____ MATERIAL FOR THE TASK

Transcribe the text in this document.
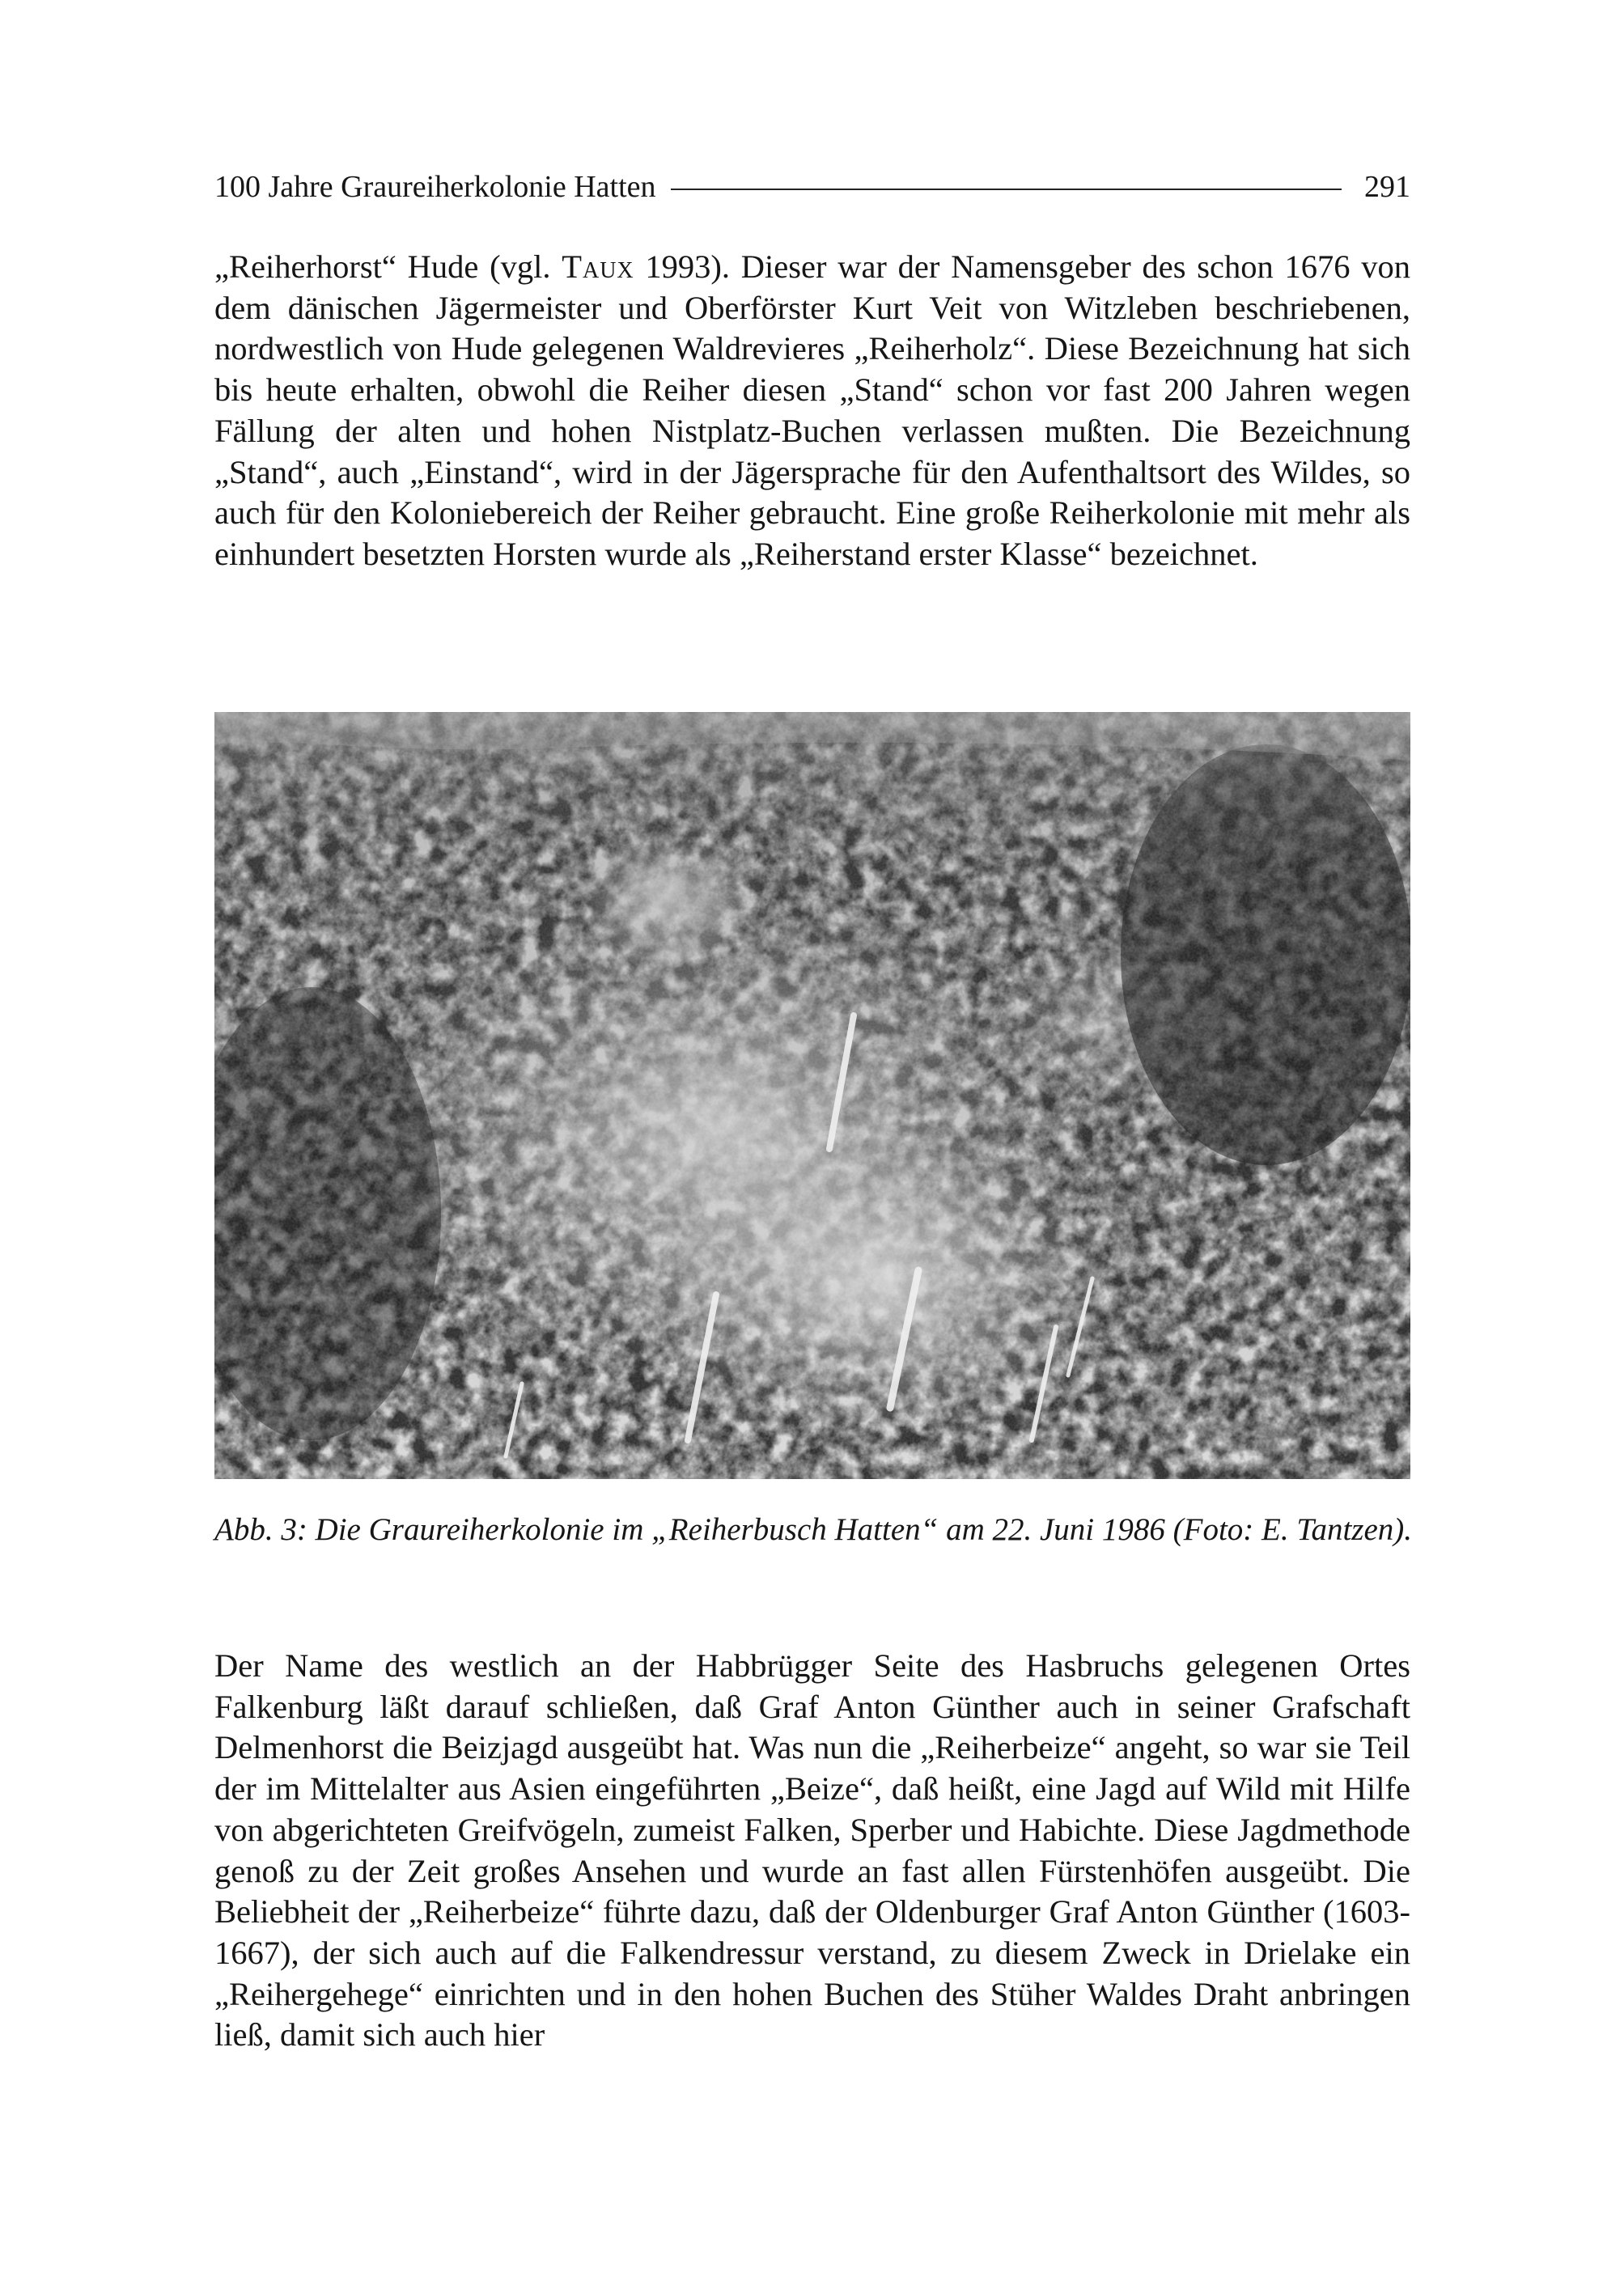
100 Jahre Graureiherkolonie Hatten	291

„Reiherhorst“ Hude (vgl. Taux 1993). Dieser war der Namensgeber des schon 1676 von dem dänischen Jägermeister und Oberförster Kurt Veit von Witzleben beschriebenen, nordwestlich von Hude gelegenen Waldrevieres „Reiherholz“. Diese Bezeichnung hat sich bis heute erhalten, obwohl die Reiher diesen „Stand“ schon vor fast 200 Jahren wegen Fällung der alten und hohen Nistplatz-Buchen verlassen mußten. Die Bezeichnung „Stand“, auch „Einstand“, wird in der Jägersprache für den Aufenthaltsort des Wildes, so auch für den Koloniebereich der Reiher gebraucht. Eine große Reiherkolonie mit mehr als einhundert besetzten Horsten wurde als „Reiherstand erster Klasse“ bezeichnet.

Abb. 3: Die Graureiherkolonie im „Reiherbusch Hatten“ am 22. Juni 1986 (Foto: E. Tantzen).

Der Name des westlich an der Habbrügger Seite des Hasbruchs gelegenen Ortes Falkenburg läßt darauf schließen, daß Graf Anton Günther auch in seiner Grafschaft Delmenhorst die Beizjagd ausgeübt hat. Was nun die „Reiherbeize“ angeht, so war sie Teil der im Mittelalter aus Asien eingeführten „Beize“, daß heißt, eine Jagd auf Wild mit Hilfe von abgerichteten Greifvögeln, zumeist Falken, Sperber und Habichte. Diese Jagdmethode genoß zu der Zeit großes Ansehen und wurde an fast allen Fürstenhöfen ausgeübt. Die Beliebheit der „Reiherbeize“ führte dazu, daß der Oldenburger Graf Anton Günther (1603-1667), der sich auch auf die Falkendressur verstand, zu diesem Zweck in Drielake ein „Reihergehege“ einrichten und in den hohen Buchen des Stüher Waldes Draht anbringen ließ, damit sich auch hier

________

## [INSTRUCTIONS FOR THE TASK]
In the records above, find each line holding "wurde" and copy it.

## [SOLUTION TO THE EXERCISE]
„Reiherhorst“ Hude (vgl. Taux 1993). Dieser war der Namensgeber des schon 1676 von dem dänischen Jägermeister und Oberförster Kurt Veit von Witzleben beschriebenen, nordwestlich von Hude gelegenen Waldrevieres „Reiherholz“. Diese Bezeichnung hat sich bis heute erhalten, obwohl die Reiher diesen „Stand“ schon vor fast 200 Jahren wegen Fällung der alten und hohen Nistplatz-Buchen verlassen mußten. Die Bezeichnung „Stand“, auch „Einstand“, wird in der Jägersprache für den Aufenthaltsort des Wildes, so auch für den Koloniebereich der Reiher gebraucht. Eine große Reiherkolonie mit mehr als einhundert besetzten Horsten wurde als „Reiherstand erster Klasse“ bezeichnet.
Der Name des westlich an der Habbrügger Seite des Hasbruchs gelegenen Ortes Falkenburg läßt darauf schließen, daß Graf Anton Günther auch in seiner Grafschaft Delmenhorst die Beizjagd ausgeübt hat. Was nun die „Reiherbeize“ angeht, so war sie Teil der im Mittelalter aus Asien eingeführten „Beize“, daß heißt, eine Jagd auf Wild mit Hilfe von abgerichteten Greifvögeln, zumeist Falken, Sperber und Habichte. Diese Jagdmethode genoß zu der Zeit großes Ansehen und wurde an fast allen Fürstenhöfen ausgeübt. Die Beliebheit der „Reiherbeize“ führte dazu, daß der Oldenburger Graf Anton Günther (1603-1667), der sich auch auf die Falkendressur verstand, zu diesem Zweck in Drielake ein „Reihergehege“ einrichten und in den hohen Buchen des Stüher Waldes Draht anbringen ließ, damit sich auch hier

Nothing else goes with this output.